* Stated task
Will you print the material below without altering a single character?

□ □ □ □ □ □ □

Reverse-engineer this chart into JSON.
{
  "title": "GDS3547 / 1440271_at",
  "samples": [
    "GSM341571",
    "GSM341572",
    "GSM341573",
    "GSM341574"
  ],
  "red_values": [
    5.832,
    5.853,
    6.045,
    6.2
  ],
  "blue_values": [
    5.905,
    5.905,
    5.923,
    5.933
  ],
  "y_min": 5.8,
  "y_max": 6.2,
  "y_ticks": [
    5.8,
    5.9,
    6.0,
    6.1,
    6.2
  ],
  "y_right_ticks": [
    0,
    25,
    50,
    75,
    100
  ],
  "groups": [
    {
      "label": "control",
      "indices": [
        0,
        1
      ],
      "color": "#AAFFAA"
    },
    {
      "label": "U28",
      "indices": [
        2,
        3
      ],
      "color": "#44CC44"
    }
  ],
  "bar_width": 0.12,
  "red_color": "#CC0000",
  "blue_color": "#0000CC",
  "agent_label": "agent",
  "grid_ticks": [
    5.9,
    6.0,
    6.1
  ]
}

□ □ □ □ □ □ □

* Correct answer
Reverse-engineer this chart into JSON.
{
  "title": "GDS3547 / 1440271_at",
  "samples": [
    "GSM341571",
    "GSM341572",
    "GSM341573",
    "GSM341574"
  ],
  "red_values": [
    5.832,
    5.853,
    6.045,
    6.2
  ],
  "blue_values": [
    5.905,
    5.905,
    5.923,
    5.933
  ],
  "y_min": 5.8,
  "y_max": 6.2,
  "y_ticks": [
    5.8,
    5.9,
    6.0,
    6.1,
    6.2
  ],
  "y_right_ticks": [
    0,
    25,
    50,
    75,
    100
  ],
  "groups": [
    {
      "label": "control",
      "indices": [
        0,
        1
      ],
      "color": "#AAFFAA"
    },
    {
      "label": "U28",
      "indices": [
        2,
        3
      ],
      "color": "#44CC44"
    }
  ],
  "bar_width": 0.12,
  "red_color": "#CC0000",
  "blue_color": "#0000CC",
  "agent_label": "agent",
  "grid_ticks": [
    5.9,
    6.0,
    6.1
  ]
}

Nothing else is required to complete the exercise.